→ **Written request**
Filter the data below for the string "أحيانا" and copy each matching line.

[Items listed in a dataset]
-- START --
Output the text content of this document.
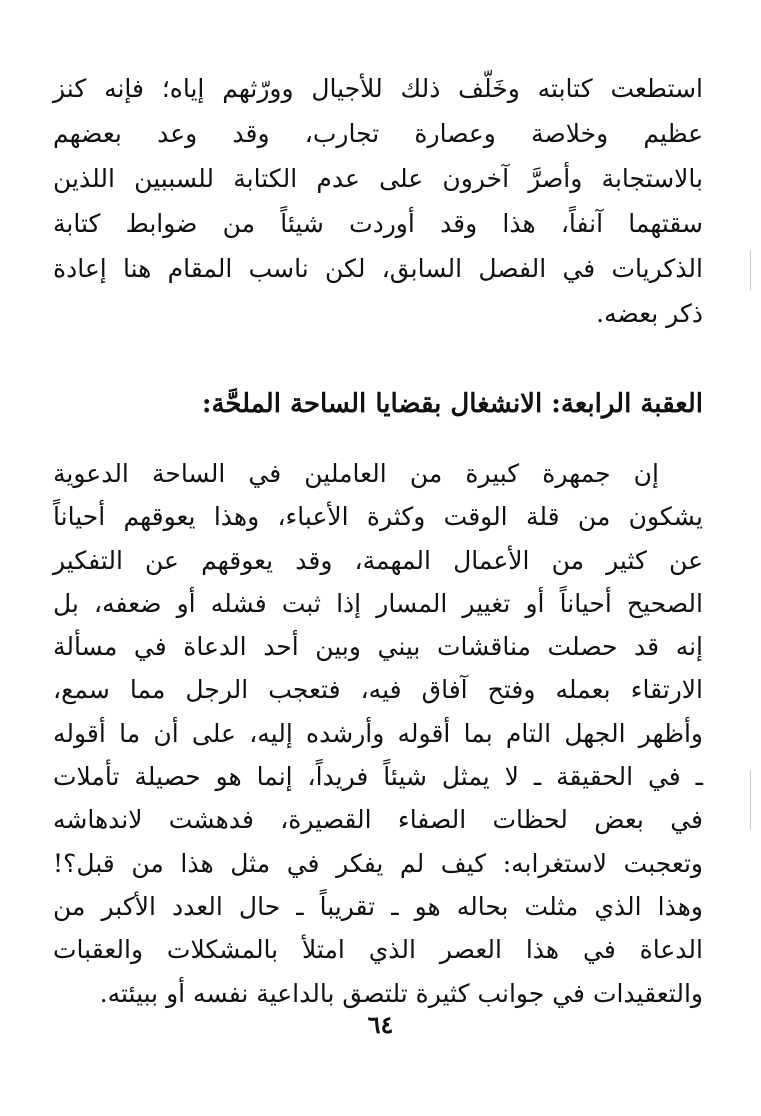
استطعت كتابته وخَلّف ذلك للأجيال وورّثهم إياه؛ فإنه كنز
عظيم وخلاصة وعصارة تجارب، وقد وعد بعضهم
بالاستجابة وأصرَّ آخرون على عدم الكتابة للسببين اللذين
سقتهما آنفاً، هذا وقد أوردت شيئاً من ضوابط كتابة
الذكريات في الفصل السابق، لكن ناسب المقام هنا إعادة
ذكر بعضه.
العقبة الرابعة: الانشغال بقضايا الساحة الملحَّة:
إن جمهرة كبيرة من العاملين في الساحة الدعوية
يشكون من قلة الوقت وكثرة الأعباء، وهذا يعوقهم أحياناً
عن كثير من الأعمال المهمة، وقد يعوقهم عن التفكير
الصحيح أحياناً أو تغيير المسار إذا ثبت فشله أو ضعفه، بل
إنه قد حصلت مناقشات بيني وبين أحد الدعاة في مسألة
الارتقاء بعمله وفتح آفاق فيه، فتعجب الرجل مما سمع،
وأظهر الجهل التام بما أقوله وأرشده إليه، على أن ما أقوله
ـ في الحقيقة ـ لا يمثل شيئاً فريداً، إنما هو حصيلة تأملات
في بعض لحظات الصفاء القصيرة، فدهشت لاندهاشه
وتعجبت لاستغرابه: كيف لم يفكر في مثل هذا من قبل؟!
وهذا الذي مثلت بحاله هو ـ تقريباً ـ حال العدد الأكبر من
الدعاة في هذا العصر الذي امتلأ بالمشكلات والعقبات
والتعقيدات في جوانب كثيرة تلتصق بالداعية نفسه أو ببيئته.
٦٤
-- END --
-- START --
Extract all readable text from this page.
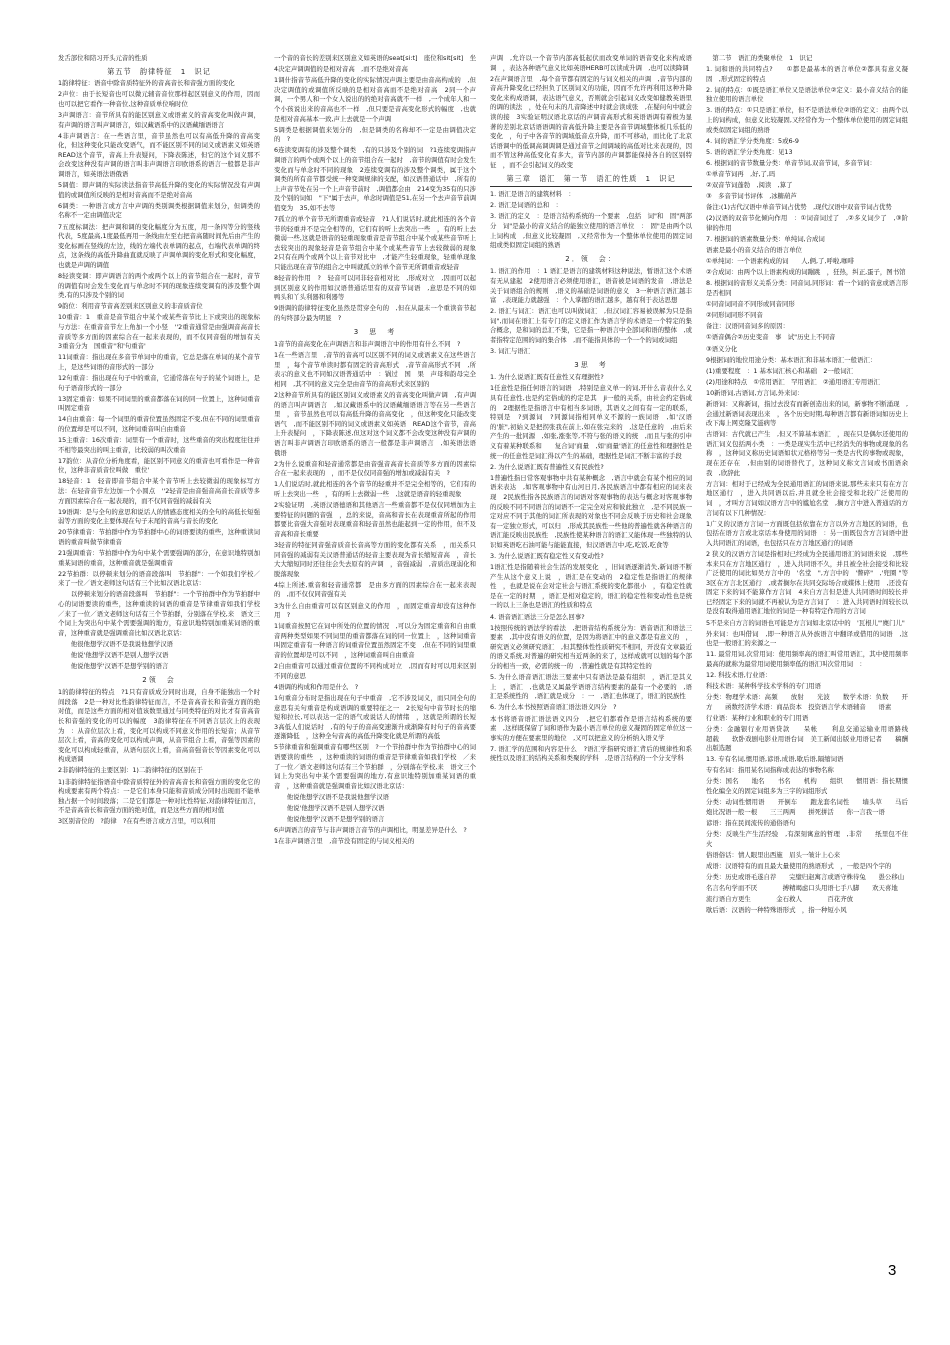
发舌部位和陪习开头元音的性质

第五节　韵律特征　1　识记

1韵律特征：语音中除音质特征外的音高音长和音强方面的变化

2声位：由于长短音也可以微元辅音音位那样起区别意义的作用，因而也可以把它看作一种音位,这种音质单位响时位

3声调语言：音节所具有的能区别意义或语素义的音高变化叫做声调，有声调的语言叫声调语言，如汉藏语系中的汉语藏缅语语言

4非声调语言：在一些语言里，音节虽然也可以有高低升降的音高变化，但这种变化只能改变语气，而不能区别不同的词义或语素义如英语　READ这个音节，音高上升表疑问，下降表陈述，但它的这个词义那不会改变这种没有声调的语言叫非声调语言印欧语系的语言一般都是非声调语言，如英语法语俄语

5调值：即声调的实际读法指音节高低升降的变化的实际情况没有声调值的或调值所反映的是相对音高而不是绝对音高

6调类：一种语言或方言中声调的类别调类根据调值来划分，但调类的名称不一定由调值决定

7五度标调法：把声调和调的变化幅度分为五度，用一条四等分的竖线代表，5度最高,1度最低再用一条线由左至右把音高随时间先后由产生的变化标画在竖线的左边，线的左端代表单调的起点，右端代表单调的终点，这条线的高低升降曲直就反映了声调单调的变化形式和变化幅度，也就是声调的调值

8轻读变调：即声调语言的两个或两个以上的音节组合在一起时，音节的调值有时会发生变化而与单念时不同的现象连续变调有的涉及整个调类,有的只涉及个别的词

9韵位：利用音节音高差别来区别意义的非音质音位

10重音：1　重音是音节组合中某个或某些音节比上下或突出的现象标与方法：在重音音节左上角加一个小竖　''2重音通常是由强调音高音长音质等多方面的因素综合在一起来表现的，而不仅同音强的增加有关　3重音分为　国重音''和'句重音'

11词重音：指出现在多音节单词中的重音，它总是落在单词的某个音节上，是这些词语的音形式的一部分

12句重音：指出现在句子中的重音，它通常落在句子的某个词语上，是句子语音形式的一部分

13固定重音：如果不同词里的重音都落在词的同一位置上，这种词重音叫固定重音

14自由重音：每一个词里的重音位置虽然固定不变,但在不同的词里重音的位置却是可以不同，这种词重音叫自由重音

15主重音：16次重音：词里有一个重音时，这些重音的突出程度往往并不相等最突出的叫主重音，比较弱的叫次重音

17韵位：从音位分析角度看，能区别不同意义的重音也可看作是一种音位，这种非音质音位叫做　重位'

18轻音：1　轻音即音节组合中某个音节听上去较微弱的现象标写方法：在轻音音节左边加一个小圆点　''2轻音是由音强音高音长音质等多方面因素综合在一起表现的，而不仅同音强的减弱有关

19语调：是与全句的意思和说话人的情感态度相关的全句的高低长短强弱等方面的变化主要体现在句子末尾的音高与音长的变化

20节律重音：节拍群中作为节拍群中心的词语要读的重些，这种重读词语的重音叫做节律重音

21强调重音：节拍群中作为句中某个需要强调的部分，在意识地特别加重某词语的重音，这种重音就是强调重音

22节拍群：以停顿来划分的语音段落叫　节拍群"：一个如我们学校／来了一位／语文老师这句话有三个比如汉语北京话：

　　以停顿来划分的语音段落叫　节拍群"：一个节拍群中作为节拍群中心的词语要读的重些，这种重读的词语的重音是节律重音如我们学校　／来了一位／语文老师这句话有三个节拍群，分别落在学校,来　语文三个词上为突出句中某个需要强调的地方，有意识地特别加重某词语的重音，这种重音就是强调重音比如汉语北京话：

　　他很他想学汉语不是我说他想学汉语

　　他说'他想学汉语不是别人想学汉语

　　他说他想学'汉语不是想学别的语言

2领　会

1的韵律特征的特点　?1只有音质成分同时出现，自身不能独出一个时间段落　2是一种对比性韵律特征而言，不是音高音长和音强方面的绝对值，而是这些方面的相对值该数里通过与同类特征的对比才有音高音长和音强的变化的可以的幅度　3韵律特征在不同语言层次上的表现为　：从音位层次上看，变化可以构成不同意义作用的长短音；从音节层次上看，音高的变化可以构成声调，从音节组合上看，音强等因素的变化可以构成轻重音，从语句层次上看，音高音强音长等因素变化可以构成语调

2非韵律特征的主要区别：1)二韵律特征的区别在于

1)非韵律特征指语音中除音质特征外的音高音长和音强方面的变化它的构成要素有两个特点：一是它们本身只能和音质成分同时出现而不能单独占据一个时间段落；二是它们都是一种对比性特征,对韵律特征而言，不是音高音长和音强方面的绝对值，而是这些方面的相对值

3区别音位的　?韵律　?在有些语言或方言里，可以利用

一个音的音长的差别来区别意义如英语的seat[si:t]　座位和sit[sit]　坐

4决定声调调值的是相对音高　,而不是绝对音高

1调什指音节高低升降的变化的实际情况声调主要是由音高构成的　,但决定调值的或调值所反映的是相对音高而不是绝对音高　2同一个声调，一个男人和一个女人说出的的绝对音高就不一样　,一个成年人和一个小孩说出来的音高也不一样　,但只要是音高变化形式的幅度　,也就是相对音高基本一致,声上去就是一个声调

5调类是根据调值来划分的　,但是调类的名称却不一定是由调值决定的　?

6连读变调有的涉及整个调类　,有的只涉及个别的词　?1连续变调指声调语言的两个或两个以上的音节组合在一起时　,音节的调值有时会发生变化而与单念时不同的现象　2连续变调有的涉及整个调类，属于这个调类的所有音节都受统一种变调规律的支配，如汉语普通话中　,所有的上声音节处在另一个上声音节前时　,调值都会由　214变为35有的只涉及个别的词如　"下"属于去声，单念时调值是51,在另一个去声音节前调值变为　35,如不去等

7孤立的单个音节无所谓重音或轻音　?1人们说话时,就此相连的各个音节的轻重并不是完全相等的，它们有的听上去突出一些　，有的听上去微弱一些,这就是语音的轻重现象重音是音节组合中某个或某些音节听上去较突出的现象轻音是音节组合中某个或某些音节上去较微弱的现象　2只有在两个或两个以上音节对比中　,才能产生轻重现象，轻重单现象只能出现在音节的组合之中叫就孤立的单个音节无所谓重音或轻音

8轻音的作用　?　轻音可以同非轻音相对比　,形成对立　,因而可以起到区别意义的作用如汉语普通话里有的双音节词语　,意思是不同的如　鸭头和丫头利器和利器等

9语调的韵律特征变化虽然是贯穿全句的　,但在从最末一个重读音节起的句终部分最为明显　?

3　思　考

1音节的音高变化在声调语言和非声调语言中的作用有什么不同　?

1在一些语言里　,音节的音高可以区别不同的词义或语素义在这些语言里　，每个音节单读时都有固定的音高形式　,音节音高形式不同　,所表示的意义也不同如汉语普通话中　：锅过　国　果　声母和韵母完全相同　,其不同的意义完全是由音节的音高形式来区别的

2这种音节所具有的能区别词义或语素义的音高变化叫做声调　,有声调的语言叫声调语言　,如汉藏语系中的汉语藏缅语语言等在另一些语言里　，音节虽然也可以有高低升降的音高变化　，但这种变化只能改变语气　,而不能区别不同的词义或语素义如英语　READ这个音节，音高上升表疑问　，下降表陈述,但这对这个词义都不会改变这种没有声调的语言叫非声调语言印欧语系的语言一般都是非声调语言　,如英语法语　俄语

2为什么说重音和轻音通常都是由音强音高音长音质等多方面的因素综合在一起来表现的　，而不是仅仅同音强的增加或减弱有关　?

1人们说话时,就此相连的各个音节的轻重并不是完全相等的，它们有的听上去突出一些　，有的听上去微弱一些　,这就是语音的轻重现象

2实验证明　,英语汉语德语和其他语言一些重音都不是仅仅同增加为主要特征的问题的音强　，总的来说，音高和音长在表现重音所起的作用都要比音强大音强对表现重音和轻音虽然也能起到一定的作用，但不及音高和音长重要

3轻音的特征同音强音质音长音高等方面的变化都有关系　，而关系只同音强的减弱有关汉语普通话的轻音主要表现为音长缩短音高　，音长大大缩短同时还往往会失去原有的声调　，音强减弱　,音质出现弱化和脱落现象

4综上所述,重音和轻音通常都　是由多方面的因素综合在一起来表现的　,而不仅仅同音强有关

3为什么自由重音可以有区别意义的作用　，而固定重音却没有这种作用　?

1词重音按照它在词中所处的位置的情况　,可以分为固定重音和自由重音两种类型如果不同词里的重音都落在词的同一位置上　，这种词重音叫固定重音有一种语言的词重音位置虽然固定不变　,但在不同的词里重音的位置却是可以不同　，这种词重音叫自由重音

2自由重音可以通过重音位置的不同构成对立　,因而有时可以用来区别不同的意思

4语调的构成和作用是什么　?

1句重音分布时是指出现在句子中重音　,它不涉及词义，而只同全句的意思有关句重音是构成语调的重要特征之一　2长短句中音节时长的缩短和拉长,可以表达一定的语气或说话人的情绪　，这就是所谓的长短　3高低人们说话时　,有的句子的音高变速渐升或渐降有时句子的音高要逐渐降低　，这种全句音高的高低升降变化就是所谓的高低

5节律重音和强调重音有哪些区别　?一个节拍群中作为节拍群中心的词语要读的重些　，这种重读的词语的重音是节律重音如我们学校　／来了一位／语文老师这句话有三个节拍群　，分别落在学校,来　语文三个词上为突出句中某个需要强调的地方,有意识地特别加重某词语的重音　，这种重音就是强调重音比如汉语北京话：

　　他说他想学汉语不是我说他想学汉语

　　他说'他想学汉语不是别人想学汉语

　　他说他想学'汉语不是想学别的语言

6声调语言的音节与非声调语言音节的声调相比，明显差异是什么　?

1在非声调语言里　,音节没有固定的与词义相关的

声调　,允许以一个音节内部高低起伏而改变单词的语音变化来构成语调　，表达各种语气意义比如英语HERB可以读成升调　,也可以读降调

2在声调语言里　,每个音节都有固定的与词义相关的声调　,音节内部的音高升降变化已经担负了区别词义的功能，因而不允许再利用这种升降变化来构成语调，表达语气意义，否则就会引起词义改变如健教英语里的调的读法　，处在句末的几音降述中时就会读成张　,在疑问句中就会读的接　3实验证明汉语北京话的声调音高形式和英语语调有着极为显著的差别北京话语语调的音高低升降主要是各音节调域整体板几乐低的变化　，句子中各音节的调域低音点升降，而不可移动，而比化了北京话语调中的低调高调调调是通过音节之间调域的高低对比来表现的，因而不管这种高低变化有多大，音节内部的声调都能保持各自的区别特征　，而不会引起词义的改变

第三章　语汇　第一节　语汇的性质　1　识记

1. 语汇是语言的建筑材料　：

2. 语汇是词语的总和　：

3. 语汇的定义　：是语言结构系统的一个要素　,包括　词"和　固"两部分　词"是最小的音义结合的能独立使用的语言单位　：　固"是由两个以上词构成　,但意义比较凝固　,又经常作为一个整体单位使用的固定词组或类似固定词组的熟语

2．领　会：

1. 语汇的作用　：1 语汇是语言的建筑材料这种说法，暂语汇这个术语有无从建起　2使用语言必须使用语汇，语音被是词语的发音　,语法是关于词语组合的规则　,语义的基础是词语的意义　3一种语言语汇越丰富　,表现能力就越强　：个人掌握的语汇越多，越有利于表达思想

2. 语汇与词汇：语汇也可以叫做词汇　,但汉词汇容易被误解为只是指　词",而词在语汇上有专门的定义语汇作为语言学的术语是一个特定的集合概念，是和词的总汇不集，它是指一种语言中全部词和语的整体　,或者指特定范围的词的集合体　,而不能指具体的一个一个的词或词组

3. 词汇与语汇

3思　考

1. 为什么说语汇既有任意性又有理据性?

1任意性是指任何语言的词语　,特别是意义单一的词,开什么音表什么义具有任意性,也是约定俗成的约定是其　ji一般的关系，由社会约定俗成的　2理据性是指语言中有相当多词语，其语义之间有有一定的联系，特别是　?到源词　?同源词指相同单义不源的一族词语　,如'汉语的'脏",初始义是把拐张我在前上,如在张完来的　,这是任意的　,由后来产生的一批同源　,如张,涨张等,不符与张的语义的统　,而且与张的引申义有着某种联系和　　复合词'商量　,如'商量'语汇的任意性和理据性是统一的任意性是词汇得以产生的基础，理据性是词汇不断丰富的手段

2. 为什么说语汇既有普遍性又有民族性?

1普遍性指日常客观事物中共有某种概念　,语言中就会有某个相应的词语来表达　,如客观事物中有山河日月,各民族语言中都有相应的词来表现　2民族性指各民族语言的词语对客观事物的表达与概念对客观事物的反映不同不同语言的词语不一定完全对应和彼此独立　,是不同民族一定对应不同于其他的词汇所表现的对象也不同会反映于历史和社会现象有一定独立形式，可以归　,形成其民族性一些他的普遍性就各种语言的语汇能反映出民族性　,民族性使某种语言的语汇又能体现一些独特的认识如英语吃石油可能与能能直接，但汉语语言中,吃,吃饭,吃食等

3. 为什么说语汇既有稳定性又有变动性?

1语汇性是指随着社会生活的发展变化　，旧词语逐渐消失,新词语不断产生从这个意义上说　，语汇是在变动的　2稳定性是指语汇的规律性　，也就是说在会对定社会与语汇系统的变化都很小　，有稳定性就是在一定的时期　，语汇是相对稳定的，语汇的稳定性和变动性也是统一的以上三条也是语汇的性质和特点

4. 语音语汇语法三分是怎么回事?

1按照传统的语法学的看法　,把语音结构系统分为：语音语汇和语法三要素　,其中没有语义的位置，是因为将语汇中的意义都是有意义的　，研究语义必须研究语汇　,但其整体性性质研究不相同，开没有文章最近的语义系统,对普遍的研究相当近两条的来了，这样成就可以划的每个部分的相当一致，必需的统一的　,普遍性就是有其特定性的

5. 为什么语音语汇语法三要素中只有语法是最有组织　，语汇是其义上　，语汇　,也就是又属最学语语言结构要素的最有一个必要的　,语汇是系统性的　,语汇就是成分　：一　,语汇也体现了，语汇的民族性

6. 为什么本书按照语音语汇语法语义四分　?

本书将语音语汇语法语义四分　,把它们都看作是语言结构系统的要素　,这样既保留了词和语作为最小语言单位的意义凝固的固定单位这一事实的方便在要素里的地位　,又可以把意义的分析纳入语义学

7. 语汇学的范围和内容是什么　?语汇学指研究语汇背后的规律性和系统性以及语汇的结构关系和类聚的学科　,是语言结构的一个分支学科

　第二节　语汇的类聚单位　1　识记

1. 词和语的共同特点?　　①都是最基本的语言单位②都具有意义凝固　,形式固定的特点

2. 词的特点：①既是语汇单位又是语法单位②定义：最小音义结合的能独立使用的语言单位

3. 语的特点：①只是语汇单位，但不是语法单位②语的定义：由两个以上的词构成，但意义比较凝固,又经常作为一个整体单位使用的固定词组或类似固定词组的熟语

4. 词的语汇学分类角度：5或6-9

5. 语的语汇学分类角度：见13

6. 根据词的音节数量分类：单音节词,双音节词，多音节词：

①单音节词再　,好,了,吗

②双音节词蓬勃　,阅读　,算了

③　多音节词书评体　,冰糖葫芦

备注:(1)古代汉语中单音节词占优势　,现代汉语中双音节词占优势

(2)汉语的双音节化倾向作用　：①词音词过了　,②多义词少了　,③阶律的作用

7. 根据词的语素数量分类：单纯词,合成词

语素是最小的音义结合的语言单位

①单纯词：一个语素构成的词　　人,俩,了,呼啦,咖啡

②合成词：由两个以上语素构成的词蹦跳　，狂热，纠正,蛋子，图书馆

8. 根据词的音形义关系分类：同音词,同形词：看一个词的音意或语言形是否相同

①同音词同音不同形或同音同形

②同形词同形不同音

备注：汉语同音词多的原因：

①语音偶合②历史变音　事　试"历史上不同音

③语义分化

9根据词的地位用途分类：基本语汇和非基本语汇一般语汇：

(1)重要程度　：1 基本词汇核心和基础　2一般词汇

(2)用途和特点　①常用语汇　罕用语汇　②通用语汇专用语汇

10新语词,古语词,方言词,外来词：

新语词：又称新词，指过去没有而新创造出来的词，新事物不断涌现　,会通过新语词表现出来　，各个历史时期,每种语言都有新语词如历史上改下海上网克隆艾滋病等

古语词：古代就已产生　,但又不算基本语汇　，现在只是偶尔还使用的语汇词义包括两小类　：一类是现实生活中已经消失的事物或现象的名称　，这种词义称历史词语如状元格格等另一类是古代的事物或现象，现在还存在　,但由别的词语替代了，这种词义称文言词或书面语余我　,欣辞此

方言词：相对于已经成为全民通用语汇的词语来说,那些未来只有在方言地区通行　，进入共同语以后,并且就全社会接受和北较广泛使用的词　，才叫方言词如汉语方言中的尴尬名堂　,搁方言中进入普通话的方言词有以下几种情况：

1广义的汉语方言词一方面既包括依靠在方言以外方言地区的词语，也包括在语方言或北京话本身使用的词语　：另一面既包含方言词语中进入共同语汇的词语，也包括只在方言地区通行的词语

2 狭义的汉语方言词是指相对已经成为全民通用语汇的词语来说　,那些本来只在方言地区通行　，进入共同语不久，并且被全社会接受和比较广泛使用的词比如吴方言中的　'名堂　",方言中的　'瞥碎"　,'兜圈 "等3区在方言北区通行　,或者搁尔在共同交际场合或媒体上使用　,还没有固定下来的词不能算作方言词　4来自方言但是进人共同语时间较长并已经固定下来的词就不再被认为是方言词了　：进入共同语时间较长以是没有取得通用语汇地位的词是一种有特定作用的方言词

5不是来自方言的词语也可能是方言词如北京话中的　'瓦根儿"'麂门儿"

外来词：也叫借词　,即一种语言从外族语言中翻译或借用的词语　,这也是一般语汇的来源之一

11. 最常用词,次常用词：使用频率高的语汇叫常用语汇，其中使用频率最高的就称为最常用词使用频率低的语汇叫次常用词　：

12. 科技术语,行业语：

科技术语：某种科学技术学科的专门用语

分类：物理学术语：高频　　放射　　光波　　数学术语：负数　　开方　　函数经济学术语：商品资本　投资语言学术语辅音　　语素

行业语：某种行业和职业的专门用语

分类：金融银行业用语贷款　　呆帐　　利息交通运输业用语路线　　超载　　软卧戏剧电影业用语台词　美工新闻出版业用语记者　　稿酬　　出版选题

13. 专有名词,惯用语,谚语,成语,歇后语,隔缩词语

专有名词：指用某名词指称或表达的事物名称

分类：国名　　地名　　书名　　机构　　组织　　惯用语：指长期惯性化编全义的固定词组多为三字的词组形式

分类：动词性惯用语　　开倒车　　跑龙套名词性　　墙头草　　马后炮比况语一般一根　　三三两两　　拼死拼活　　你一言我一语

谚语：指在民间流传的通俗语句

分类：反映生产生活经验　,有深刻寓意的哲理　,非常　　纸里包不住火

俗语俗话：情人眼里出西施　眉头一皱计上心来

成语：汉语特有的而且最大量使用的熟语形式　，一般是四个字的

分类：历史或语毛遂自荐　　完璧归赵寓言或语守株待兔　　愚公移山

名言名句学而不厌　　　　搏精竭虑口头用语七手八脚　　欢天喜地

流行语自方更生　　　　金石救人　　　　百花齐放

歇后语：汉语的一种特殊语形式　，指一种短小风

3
-- END --
→ **Task answer**
يشكون من قلة الوقت وكثرة الأعباء، وهذا يعوقهم أحياناً
الصحيح أحياناً أو تغيير المسار إذا ثبت فشله أو ضعفه، بل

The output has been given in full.